[Stored items]
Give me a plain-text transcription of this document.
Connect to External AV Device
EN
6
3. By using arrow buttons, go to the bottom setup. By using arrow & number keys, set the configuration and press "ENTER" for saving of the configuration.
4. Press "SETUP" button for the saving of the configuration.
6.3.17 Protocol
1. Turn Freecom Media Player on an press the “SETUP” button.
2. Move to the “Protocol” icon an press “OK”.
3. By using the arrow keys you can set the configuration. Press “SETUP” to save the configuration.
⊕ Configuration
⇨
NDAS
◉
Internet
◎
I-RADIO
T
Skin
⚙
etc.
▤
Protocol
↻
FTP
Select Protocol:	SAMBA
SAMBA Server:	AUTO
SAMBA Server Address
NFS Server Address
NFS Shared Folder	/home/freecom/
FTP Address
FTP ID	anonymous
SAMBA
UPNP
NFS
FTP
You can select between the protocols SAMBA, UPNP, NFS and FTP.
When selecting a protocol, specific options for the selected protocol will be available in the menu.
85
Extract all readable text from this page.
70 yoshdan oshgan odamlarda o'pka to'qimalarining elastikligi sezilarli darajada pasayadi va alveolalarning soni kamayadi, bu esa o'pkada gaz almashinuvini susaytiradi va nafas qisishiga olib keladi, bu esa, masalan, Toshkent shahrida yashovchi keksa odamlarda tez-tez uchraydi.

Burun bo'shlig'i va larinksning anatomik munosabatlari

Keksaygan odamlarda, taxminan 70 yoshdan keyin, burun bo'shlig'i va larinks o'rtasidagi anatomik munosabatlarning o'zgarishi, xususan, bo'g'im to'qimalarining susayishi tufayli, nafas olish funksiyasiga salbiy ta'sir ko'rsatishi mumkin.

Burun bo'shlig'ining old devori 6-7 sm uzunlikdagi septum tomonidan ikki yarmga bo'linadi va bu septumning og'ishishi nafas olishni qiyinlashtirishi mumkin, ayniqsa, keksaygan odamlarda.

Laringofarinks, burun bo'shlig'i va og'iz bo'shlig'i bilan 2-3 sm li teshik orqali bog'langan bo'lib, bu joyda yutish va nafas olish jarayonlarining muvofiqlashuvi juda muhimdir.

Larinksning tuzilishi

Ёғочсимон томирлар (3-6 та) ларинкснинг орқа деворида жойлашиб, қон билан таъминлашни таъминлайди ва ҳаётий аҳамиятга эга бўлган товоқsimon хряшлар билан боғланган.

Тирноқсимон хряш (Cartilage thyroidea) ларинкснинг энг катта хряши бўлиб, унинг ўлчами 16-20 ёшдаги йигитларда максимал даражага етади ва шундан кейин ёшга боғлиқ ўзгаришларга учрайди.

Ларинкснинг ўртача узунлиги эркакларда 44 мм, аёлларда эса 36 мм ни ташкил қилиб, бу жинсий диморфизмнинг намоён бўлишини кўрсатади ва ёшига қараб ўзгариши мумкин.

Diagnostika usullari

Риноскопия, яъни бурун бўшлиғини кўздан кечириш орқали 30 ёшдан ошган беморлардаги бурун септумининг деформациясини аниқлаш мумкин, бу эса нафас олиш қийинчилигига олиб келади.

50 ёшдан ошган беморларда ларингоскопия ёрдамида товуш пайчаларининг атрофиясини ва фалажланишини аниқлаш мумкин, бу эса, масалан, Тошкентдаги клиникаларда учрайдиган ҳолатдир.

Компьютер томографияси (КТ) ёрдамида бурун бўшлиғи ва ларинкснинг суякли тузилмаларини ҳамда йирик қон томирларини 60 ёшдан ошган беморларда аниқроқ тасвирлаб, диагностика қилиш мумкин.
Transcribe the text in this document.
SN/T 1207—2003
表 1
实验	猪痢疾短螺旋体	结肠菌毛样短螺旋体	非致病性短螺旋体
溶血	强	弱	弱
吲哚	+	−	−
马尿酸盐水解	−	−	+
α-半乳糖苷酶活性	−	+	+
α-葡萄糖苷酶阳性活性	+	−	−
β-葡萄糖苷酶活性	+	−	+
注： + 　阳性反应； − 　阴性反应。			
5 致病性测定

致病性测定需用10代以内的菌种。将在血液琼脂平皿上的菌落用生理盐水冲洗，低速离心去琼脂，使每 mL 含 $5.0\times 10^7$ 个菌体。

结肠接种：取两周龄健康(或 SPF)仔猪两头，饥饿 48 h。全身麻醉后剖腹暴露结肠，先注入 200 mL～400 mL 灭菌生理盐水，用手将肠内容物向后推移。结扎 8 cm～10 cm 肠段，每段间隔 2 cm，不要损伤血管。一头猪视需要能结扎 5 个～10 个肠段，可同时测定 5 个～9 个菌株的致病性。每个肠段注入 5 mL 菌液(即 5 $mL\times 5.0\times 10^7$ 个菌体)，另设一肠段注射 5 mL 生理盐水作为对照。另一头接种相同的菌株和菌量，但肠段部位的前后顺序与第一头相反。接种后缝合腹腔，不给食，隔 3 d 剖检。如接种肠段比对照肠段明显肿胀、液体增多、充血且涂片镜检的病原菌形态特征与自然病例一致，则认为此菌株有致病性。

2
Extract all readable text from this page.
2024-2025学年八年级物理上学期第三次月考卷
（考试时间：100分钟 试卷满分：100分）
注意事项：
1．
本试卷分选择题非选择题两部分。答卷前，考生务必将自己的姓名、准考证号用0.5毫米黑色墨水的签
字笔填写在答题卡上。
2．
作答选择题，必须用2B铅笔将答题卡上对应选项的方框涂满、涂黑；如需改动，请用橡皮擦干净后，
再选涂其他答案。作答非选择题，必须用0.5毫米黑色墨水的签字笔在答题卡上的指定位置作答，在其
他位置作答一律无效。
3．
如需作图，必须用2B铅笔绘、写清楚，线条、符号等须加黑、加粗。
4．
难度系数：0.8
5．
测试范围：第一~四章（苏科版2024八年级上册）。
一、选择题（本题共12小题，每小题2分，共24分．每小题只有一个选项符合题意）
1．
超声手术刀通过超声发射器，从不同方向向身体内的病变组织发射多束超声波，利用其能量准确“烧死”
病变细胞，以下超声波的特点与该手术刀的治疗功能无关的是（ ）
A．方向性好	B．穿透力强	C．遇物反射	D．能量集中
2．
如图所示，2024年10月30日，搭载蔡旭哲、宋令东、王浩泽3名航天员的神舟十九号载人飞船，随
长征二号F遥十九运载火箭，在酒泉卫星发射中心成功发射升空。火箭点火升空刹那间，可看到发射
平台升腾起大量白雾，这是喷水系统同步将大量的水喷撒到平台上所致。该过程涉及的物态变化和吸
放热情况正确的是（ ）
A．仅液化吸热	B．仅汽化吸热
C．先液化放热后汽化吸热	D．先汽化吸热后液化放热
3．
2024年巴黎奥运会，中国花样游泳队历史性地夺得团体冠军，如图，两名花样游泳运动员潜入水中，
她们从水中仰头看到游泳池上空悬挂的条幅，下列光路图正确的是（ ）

§ **Exercise brief**
Above are the records. Copy every line in them holding "keys".

§ **Correct answer**
3. By using arrow buttons, go to the bottom setup. By using arrow & number keys, set the configuration and press "ENTER" for saving of the configuration.
3. By using the arrow keys you can set the configuration. Press “SETUP” to save the configuration.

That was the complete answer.